Reproduce every entry in the listing without alteration.

-- -- --

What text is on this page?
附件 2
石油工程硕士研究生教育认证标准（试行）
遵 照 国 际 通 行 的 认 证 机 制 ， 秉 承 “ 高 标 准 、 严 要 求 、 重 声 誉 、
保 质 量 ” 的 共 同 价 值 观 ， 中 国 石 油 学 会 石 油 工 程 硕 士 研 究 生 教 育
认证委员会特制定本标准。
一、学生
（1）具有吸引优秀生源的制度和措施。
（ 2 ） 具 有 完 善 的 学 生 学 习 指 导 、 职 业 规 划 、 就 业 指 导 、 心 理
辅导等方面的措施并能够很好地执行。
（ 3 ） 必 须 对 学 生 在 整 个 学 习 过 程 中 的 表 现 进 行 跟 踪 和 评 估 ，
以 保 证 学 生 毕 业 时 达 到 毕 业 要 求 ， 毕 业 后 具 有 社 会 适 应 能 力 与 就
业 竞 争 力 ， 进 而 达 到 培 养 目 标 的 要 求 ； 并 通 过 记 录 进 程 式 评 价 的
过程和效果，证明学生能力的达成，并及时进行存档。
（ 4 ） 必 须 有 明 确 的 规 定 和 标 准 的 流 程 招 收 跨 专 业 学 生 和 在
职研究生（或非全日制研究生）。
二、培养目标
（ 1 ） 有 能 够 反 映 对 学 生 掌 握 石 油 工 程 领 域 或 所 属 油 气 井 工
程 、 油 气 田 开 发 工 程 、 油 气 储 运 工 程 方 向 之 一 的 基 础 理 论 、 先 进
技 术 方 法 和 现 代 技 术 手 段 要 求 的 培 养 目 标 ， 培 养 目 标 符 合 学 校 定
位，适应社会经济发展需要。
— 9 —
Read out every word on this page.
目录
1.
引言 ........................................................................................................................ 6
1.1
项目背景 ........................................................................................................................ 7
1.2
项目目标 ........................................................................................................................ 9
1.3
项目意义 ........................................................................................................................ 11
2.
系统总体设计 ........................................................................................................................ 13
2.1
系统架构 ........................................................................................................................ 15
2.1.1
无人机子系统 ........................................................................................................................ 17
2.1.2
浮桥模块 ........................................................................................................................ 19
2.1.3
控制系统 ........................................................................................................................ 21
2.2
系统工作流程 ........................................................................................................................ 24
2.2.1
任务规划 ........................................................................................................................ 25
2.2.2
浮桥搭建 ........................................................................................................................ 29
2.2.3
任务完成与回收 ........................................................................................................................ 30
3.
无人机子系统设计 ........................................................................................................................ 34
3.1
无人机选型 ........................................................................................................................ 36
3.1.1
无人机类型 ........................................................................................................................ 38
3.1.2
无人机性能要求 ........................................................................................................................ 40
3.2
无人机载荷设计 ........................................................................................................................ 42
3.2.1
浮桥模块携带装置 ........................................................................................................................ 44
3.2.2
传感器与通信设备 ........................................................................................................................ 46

-- -- --

**Written response**
What text is on this page?
附件 2
石油工程硕士研究生教育认证标准（试行）
遵 照 国 际 通 行 的 认 证 机 制 ， 秉 承 “ 高 标 准 、 严 要 求 、 重 声 誉 、
保 质 量 ” 的 共 同 价 值 观 ， 中 国 石 油 学 会 石 油 工 程 硕 士 研 究 生 教 育
认证委员会特制定本标准。
一、学生
（1）具有吸引优秀生源的制度和措施。
（ 2 ） 具 有 完 善 的 学 生 学 习 指 导 、 职 业 规 划 、 就 业 指 导 、 心 理
辅导等方面的措施并能够很好地执行。
（ 3 ） 必 须 对 学 生 在 整 个 学 习 过 程 中 的 表 现 进 行 跟 踪 和 评 估 ，
以 保 证 学 生 毕 业 时 达 到 毕 业 要 求 ， 毕 业 后 具 有 社 会 适 应 能 力 与 就
业 竞 争 力 ， 进 而 达 到 培 养 目 标 的 要 求 ； 并 通 过 记 录 进 程 式 评 价 的
过程和效果，证明学生能力的达成，并及时进行存档。
（ 4 ） 必 须 有 明 确 的 规 定 和 标 准 的 流 程 招 收 跨 专 业 学 生 和 在
职研究生（或非全日制研究生）。
二、培养目标
（ 1 ） 有 能 够 反 映 对 学 生 掌 握 石 油 工 程 领 域 或 所 属 油 气 井 工
程 、 油 气 田 开 发 工 程 、 油 气 储 运 工 程 方 向 之 一 的 基 础 理 论 、 先 进
技 术 方 法 和 现 代 技 术 手 段 要 求 的 培 养 目 标 ， 培 养 目 标 符 合 学 校 定
位，适应社会经济发展需要。
— 9 —
Read out every word on this page.
目录
1.
引言 ........................................................................................................................ 6
1.1
项目背景 ........................................................................................................................ 7
1.2
项目目标 ........................................................................................................................ 9
1.3
项目意义 ........................................................................................................................ 11
2.
系统总体设计 ........................................................................................................................ 13
2.1
系统架构 ........................................................................................................................ 15
2.1.1
无人机子系统 ........................................................................................................................ 17
2.1.2
浮桥模块 ........................................................................................................................ 19
2.1.3
控制系统 ........................................................................................................................ 21
2.2
系统工作流程 ........................................................................................................................ 24
2.2.1
任务规划 ........................................................................................................................ 25
2.2.2
浮桥搭建 ........................................................................................................................ 29
2.2.3
任务完成与回收 ........................................................................................................................ 30
3.
无人机子系统设计 ........................................................................................................................ 34
3.1
无人机选型 ........................................................................................................................ 36
3.1.1
无人机类型 ........................................................................................................................ 38
3.1.2
无人机性能要求 ........................................................................................................................ 40
3.2
无人机载荷设计 ........................................................................................................................ 42
3.2.1
浮桥模块携带装置 ........................................................................................................................ 44
3.2.2
传感器与通信设备 ........................................................................................................................ 46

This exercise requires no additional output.